Quote the listing below in its entirety.

··· DATA FOR THE TASK ···

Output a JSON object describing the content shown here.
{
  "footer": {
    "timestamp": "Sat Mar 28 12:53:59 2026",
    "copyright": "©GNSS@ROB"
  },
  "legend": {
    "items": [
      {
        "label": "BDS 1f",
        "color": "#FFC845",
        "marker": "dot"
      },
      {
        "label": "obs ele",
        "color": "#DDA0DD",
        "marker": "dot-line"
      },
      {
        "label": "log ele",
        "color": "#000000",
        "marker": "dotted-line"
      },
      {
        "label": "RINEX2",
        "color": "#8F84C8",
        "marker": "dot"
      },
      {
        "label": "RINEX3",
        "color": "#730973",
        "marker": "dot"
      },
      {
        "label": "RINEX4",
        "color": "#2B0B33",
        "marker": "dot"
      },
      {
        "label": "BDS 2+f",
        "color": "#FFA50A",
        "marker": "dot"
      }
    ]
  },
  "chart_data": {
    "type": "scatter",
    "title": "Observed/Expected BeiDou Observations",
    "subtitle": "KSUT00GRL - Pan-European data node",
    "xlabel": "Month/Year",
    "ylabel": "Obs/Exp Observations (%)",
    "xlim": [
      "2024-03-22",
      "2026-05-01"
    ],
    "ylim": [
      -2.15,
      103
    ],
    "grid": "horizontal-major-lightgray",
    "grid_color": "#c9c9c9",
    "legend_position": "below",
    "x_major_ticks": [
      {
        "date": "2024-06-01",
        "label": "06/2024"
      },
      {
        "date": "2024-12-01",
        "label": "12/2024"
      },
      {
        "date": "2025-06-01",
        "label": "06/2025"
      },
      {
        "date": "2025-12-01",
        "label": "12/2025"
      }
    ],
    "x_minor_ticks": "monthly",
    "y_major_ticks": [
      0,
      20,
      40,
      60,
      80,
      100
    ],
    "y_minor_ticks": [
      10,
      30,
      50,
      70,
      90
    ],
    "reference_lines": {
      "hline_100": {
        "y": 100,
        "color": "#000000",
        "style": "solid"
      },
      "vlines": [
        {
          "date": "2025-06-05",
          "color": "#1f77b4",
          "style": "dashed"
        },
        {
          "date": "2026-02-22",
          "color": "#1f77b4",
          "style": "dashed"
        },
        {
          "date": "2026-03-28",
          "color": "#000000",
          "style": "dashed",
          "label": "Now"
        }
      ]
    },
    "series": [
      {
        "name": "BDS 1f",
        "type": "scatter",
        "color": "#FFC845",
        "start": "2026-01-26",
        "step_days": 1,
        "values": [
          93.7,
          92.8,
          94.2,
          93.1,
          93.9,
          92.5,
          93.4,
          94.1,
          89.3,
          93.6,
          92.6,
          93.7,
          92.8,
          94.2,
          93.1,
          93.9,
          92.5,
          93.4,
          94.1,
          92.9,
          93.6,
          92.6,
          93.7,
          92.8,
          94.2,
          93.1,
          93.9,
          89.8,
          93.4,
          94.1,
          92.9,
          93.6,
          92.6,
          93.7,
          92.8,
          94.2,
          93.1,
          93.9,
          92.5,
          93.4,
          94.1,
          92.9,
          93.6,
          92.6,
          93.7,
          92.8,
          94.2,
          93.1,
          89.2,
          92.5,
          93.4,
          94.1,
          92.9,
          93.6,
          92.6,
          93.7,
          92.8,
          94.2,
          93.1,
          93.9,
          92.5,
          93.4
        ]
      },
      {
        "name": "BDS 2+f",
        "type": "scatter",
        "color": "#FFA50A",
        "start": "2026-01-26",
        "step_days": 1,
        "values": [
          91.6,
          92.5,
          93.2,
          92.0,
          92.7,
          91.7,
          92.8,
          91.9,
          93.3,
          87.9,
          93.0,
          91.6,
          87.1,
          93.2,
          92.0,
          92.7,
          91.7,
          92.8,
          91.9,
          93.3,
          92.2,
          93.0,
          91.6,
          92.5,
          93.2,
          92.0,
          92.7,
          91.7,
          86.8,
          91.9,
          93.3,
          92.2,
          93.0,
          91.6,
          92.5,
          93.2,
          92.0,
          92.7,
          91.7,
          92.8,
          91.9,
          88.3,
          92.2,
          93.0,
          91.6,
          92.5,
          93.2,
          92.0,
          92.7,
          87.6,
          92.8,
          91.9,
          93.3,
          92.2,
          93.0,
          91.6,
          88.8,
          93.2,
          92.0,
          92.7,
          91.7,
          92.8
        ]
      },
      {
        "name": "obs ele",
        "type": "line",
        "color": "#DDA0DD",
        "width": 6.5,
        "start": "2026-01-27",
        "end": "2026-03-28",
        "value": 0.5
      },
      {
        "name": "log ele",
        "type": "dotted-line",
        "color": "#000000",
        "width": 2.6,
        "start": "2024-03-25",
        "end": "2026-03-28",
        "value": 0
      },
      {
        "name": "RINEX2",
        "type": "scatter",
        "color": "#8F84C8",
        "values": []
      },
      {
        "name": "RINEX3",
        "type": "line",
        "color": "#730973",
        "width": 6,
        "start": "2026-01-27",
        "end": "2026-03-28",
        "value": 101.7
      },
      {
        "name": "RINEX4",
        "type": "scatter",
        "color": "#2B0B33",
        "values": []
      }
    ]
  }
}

···

■ THE SOLUTION
Output a JSON object describing the content shown here.
{
  "footer": {
    "timestamp": "Sat Mar 28 12:53:59 2026",
    "copyright": "©GNSS@ROB"
  },
  "legend": {
    "items": [
      {
        "label": "BDS 1f",
        "color": "#FFC845",
        "marker": "dot"
      },
      {
        "label": "obs ele",
        "color": "#DDA0DD",
        "marker": "dot-line"
      },
      {
        "label": "log ele",
        "color": "#000000",
        "marker": "dotted-line"
      },
      {
        "label": "RINEX2",
        "color": "#8F84C8",
        "marker": "dot"
      },
      {
        "label": "RINEX3",
        "color": "#730973",
        "marker": "dot"
      },
      {
        "label": "RINEX4",
        "color": "#2B0B33",
        "marker": "dot"
      },
      {
        "label": "BDS 2+f",
        "color": "#FFA50A",
        "marker": "dot"
      }
    ]
  },
  "chart_data": {
    "type": "scatter",
    "title": "Observed/Expected BeiDou Observations",
    "subtitle": "KSUT00GRL - Pan-European data node",
    "xlabel": "Month/Year",
    "ylabel": "Obs/Exp Observations (%)",
    "xlim": [
      "2024-03-22",
      "2026-05-01"
    ],
    "ylim": [
      -2.15,
      103
    ],
    "grid": "horizontal-major-lightgray",
    "grid_color": "#c9c9c9",
    "legend_position": "below",
    "x_major_ticks": [
      {
        "date": "2024-06-01",
        "label": "06/2024"
      },
      {
        "date": "2024-12-01",
        "label": "12/2024"
      },
      {
        "date": "2025-06-01",
        "label": "06/2025"
      },
      {
        "date": "2025-12-01",
        "label": "12/2025"
      }
    ],
    "x_minor_ticks": "monthly",
    "y_major_ticks": [
      0,
      20,
      40,
      60,
      80,
      100
    ],
    "y_minor_ticks": [
      10,
      30,
      50,
      70,
      90
    ],
    "reference_lines": {
      "hline_100": {
        "y": 100,
        "color": "#000000",
        "style": "solid"
      },
      "vlines": [
        {
          "date": "2025-06-05",
          "color": "#1f77b4",
          "style": "dashed"
        },
        {
          "date": "2026-02-22",
          "color": "#1f77b4",
          "style": "dashed"
        },
        {
          "date": "2026-03-28",
          "color": "#000000",
          "style": "dashed",
          "label": "Now"
        }
      ]
    },
    "series": [
      {
        "name": "BDS 1f",
        "type": "scatter",
        "color": "#FFC845",
        "start": "2026-01-26",
        "step_days": 1,
        "values": [
          93.7,
          92.8,
          94.2,
          93.1,
          93.9,
          92.5,
          93.4,
          94.1,
          89.3,
          93.6,
          92.6,
          93.7,
          92.8,
          94.2,
          93.1,
          93.9,
          92.5,
          93.4,
          94.1,
          92.9,
          93.6,
          92.6,
          93.7,
          92.8,
          94.2,
          93.1,
          93.9,
          89.8,
          93.4,
          94.1,
          92.9,
          93.6,
          92.6,
          93.7,
          92.8,
          94.2,
          93.1,
          93.9,
          92.5,
          93.4,
          94.1,
          92.9,
          93.6,
          92.6,
          93.7,
          92.8,
          94.2,
          93.1,
          89.2,
          92.5,
          93.4,
          94.1,
          92.9,
          93.6,
          92.6,
          93.7,
          92.8,
          94.2,
          93.1,
          93.9,
          92.5,
          93.4
        ]
      },
      {
        "name": "BDS 2+f",
        "type": "scatter",
        "color": "#FFA50A",
        "start": "2026-01-26",
        "step_days": 1,
        "values": [
          91.6,
          92.5,
          93.2,
          92.0,
          92.7,
          91.7,
          92.8,
          91.9,
          93.3,
          87.9,
          93.0,
          91.6,
          87.1,
          93.2,
          92.0,
          92.7,
          91.7,
          92.8,
          91.9,
          93.3,
          92.2,
          93.0,
          91.6,
          92.5,
          93.2,
          92.0,
          92.7,
          91.7,
          86.8,
          91.9,
          93.3,
          92.2,
          93.0,
          91.6,
          92.5,
          93.2,
          92.0,
          92.7,
          91.7,
          92.8,
          91.9,
          88.3,
          92.2,
          93.0,
          91.6,
          92.5,
          93.2,
          92.0,
          92.7,
          87.6,
          92.8,
          91.9,
          93.3,
          92.2,
          93.0,
          91.6,
          88.8,
          93.2,
          92.0,
          92.7,
          91.7,
          92.8
        ]
      },
      {
        "name": "obs ele",
        "type": "line",
        "color": "#DDA0DD",
        "width": 6.5,
        "start": "2026-01-27",
        "end": "2026-03-28",
        "value": 0.5
      },
      {
        "name": "log ele",
        "type": "dotted-line",
        "color": "#000000",
        "width": 2.6,
        "start": "2024-03-25",
        "end": "2026-03-28",
        "value": 0
      },
      {
        "name": "RINEX2",
        "type": "scatter",
        "color": "#8F84C8",
        "values": []
      },
      {
        "name": "RINEX3",
        "type": "line",
        "color": "#730973",
        "width": 6,
        "start": "2026-01-27",
        "end": "2026-03-28",
        "value": 101.7
      },
      {
        "name": "RINEX4",
        "type": "scatter",
        "color": "#2B0B33",
        "values": []
      }
    ]
  }
}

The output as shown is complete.